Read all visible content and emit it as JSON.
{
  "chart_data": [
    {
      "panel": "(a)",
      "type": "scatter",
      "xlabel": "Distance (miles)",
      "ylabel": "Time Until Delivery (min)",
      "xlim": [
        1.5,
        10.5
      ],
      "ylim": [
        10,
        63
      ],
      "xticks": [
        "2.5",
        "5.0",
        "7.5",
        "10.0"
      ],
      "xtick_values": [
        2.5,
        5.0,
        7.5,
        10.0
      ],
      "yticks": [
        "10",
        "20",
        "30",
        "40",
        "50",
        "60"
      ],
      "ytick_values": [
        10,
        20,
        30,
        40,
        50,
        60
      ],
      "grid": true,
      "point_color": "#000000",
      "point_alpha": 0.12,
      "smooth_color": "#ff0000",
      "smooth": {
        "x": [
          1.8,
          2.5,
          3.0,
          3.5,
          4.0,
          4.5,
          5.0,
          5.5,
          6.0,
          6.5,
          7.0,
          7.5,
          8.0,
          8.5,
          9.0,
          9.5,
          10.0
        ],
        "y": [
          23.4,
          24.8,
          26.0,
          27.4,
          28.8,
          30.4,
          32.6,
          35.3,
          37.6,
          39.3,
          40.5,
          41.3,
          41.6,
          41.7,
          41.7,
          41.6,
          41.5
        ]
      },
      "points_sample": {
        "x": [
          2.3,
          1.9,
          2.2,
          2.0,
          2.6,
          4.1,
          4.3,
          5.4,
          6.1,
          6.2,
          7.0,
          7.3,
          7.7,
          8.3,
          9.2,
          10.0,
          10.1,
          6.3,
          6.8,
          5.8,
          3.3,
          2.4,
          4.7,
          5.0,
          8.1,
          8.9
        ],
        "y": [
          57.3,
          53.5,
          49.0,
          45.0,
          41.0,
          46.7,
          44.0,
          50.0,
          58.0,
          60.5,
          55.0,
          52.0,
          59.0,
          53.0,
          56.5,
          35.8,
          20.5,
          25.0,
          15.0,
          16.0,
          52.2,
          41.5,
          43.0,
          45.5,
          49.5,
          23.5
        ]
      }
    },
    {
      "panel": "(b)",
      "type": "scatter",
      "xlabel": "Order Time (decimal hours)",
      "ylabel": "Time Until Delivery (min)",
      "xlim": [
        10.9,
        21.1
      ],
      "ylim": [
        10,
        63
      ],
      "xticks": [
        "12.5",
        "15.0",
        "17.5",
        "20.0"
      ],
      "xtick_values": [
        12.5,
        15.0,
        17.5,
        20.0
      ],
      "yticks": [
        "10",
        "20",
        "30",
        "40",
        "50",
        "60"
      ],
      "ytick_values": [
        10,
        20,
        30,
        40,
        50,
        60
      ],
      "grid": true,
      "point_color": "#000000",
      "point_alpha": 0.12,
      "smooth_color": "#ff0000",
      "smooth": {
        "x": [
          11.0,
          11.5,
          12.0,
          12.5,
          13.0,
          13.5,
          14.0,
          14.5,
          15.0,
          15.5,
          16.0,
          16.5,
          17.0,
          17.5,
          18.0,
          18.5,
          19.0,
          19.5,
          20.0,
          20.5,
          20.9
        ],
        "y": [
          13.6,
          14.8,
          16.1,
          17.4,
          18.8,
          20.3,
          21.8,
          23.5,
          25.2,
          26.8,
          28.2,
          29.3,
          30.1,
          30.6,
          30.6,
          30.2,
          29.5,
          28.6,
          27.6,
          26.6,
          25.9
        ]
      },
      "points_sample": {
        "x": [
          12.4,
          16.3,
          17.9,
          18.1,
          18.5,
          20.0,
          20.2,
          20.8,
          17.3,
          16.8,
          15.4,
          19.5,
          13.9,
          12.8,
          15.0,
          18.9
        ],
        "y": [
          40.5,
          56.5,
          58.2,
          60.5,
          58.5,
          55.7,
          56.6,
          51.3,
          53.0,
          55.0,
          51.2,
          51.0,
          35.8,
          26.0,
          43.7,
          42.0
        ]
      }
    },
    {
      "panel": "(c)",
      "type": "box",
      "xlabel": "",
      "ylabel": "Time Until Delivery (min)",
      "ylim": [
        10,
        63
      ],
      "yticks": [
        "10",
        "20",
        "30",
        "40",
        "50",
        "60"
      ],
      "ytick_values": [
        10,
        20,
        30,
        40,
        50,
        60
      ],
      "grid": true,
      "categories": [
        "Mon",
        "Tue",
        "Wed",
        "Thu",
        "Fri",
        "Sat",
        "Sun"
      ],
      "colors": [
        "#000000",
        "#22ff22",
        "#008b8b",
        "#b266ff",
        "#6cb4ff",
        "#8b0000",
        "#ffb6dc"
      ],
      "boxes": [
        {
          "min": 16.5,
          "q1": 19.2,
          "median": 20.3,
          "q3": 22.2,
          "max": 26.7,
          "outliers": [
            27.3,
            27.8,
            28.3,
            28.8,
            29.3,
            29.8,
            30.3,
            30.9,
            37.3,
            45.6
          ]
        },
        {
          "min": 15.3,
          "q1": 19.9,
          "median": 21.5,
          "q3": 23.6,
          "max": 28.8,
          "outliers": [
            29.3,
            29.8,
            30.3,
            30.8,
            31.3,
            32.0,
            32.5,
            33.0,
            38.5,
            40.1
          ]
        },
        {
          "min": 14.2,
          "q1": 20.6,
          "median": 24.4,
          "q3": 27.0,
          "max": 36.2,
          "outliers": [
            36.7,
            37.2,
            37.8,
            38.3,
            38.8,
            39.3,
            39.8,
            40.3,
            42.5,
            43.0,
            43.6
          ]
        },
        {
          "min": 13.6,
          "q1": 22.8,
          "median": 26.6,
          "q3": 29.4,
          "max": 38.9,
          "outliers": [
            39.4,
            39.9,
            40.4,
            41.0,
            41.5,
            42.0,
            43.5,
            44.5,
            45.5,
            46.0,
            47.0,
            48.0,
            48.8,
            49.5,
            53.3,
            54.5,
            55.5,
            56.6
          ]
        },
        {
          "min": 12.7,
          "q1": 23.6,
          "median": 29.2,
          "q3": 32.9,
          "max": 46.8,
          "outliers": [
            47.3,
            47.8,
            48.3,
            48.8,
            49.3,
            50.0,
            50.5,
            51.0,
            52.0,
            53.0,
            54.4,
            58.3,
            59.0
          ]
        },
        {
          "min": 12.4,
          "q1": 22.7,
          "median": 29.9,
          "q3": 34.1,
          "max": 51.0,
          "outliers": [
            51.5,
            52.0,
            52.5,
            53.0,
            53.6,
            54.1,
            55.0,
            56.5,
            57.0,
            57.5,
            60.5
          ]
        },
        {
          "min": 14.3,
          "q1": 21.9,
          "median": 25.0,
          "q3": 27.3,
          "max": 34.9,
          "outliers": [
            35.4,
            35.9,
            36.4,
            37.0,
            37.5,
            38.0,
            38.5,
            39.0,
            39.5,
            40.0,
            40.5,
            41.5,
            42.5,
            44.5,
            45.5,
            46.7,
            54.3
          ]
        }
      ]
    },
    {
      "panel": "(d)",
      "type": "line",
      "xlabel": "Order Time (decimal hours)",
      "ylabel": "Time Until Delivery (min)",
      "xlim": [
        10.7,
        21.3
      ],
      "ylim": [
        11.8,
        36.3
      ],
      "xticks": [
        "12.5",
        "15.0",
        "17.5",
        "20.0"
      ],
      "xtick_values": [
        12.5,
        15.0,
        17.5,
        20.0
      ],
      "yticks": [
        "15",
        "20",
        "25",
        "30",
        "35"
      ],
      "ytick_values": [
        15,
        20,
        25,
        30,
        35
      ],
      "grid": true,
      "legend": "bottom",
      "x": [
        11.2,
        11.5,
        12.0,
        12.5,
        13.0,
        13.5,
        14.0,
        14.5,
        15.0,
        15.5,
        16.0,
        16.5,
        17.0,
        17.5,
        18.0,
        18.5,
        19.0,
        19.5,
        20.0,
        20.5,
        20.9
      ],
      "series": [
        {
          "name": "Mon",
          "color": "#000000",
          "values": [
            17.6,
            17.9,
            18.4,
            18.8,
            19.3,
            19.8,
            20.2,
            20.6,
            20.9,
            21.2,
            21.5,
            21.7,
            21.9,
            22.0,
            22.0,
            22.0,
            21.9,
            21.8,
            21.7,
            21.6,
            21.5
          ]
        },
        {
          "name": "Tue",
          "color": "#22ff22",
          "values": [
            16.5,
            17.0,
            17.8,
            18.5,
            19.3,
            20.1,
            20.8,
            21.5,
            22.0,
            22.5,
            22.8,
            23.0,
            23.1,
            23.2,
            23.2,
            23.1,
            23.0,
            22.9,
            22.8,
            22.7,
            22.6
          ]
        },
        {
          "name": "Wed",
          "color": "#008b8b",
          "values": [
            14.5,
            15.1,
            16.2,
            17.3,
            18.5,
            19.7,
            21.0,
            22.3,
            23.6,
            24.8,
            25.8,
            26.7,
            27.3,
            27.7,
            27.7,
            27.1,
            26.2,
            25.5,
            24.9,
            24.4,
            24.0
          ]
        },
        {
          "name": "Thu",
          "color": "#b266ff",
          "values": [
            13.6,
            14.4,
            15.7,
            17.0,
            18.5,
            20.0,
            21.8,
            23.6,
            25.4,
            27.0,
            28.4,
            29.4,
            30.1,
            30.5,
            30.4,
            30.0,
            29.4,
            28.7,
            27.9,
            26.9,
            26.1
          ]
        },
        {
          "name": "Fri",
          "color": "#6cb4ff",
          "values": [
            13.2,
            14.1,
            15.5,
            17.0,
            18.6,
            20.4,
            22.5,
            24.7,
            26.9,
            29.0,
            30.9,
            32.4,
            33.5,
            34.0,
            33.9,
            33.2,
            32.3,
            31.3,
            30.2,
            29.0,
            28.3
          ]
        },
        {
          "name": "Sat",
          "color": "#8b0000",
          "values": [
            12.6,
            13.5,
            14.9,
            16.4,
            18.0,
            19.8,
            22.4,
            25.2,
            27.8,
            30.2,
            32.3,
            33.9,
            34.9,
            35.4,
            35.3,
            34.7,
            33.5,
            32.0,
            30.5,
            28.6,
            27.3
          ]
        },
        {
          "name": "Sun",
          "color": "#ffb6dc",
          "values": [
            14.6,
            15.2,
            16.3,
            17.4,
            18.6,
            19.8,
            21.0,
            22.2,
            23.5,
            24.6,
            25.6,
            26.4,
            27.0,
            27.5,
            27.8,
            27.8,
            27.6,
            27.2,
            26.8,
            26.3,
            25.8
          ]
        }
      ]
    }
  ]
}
========================
REQUIRED TASK | Your answer should be one number: the count of lines in the data above that include the word "name".

TASK ANSWER | 7